TUJUAN:
Lanjutkan teks bacaan tentang perkembangan peserta didik, mulai setelah kalimat terakhirnya.

:: TEKS BACAAN

Begitu pula banyaknya pandangan dan teori dalam menjelaskan fenomenafenomena perkembangan anak membuat semakin kayanya pengetahuan tentang perkembangan anak. Sebagai seorang guru, Anda perlu mempelajari dan memahami dengan baik tentang pertumbuhan dan perkembangan anak agar dapat mengatasi masalah pendidikan dan pembelajaran yang terjadi di kelas Anda secara tepat, serta implikasi masingmasing karakteristik terhadap penyelenggaraan pendidikan. Mata kuliah ini membahas tentang perkembangan peserta didik dan penerapannya dalam pelaksanaan pembelajaran. Untuk mencapai kompetensi tersebut, Anda sebagai seorang guru wajib mengkaji berbagai aspek perkembangan peserta didik, di antaranya hakikat pertumbuhan dan perkembangan, karakteristik, dan perbedaan individu yang meliputi aspek fisik, motorik, emosi, sosial, kognitif, bahasa, nilai moral, dan sikap, kebutuhan individu, perbedaan pendidikan bagi anak normal dan anak berkelainan, serta implikasi karakteristik dan kebutuhan anak terhadap penyelenggaraan pendidikan.

::::
:: BAHAN

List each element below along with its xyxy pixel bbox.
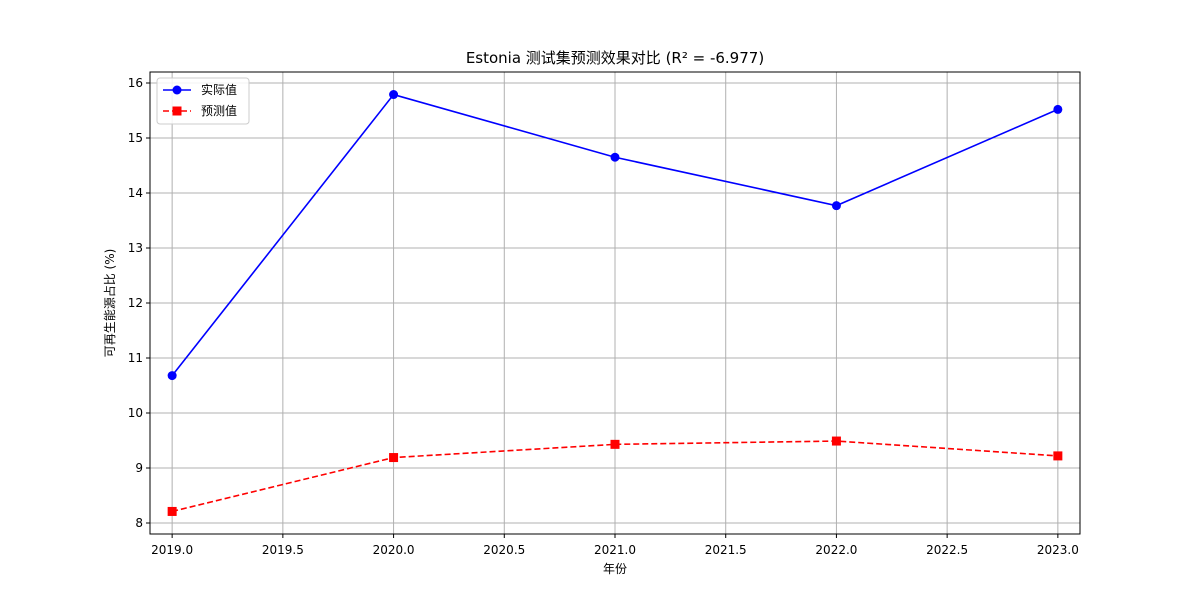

::::

HASIL TUGAS:
 

Diharapkan setelah mempelajari mata kuliah ini Anda akan dapat:

1. Menjelaskan hakikat pertumbuhan dan perkembangan Peserta Didik;

2. Menjelaskan karakteristik dan kebutuhan peserta didik usia sekolah dasar;

3. Menjelaskan implikasi karakteristik peserta didik terhadap Pembelajaran IPS di Sekolah Dasar.

 

KARAKTERISTIK SISWA DAN PEMBELAJARAN IPS DI KELAS AWAL

Memaknai Pertumbuhan dan Perkembangan Peserta Didik

Pengertian Pertumbuhan dan Perkembangan

Kehidupan manusia dari waktu ke waktu terus mengalami perubahan. Mulai dari saat dilahirkan. Meskipun ketika lahir berbekal seperangkat keterampilan minimal, melalui interaksi dengan lingkungan (orang tua, saudara, orang dewasa lain, dan objek-objek yang ada di sekitarnya) tapi terus menyempurnakan diri, terus
mengalami perubahan fisik baik dalam hal ukuran maupun proporsinya. Kemudian sejalan dengan perubahan struktur fisik, perilaku dan keterampilan yang semakin beraneka. Dalam hal perilaku motorik, misalnya mulai dari hanya bisa berbaring, kemudian mampu bergulir, menelungkup, duduk, merangkak,
berdiri, berjalan,dan akhirnya berlari.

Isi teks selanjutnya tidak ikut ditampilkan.